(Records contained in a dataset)
******************************
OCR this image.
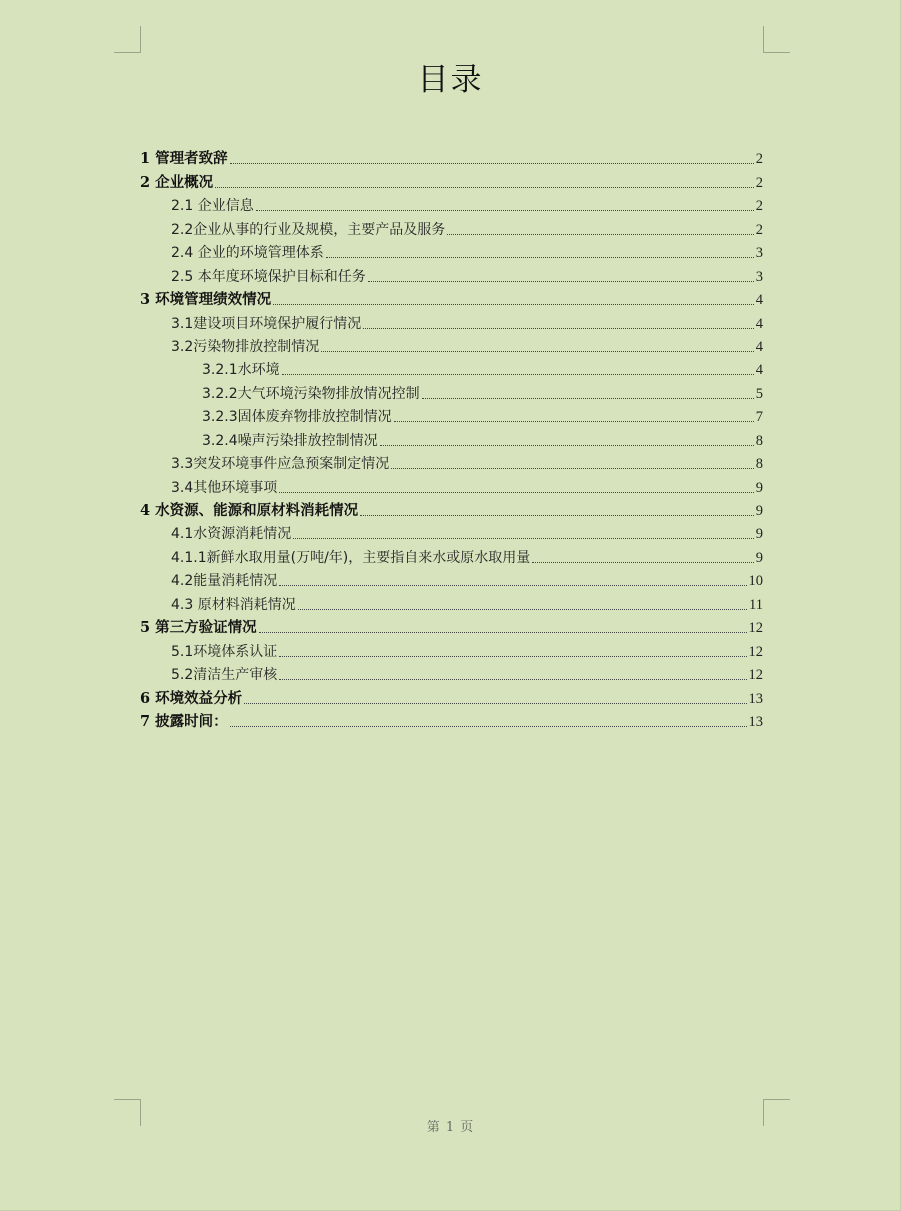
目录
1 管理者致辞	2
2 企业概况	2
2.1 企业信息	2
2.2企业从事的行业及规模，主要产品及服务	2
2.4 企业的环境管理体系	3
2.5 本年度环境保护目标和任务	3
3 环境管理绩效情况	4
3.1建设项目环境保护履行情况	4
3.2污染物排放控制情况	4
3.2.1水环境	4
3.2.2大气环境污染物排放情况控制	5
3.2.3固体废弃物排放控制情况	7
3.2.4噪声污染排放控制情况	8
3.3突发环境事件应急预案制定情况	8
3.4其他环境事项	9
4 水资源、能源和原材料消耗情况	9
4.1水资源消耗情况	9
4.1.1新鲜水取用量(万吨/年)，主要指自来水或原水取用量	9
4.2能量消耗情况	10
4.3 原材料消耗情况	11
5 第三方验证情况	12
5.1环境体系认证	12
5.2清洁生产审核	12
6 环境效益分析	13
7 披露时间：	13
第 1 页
******************************
**WHAT THE TASK REQUIRES**
Set the pictures aside and transcribe the data above exactly.

**RESPONSE FOR THIS EXERCISE**
OCR this image.
目录
1 管理者致辞	2
2 企业概况	2
2.1 企业信息	2
2.2企业从事的行业及规模，主要产品及服务	2
2.4 企业的环境管理体系	3
2.5 本年度环境保护目标和任务	3
3 环境管理绩效情况	4
3.1建设项目环境保护履行情况	4
3.2污染物排放控制情况	4
3.2.1水环境	4
3.2.2大气环境污染物排放情况控制	5
3.2.3固体废弃物排放控制情况	7
3.2.4噪声污染排放控制情况	8
3.3突发环境事件应急预案制定情况	8
3.4其他环境事项	9
4 水资源、能源和原材料消耗情况	9
4.1水资源消耗情况	9
4.1.1新鲜水取用量(万吨/年)，主要指自来水或原水取用量	9
4.2能量消耗情况	10
4.3 原材料消耗情况	11
5 第三方验证情况	12
5.1环境体系认证	12
5.2清洁生产审核	12
6 环境效益分析	13
7 披露时间：	13
第 1 页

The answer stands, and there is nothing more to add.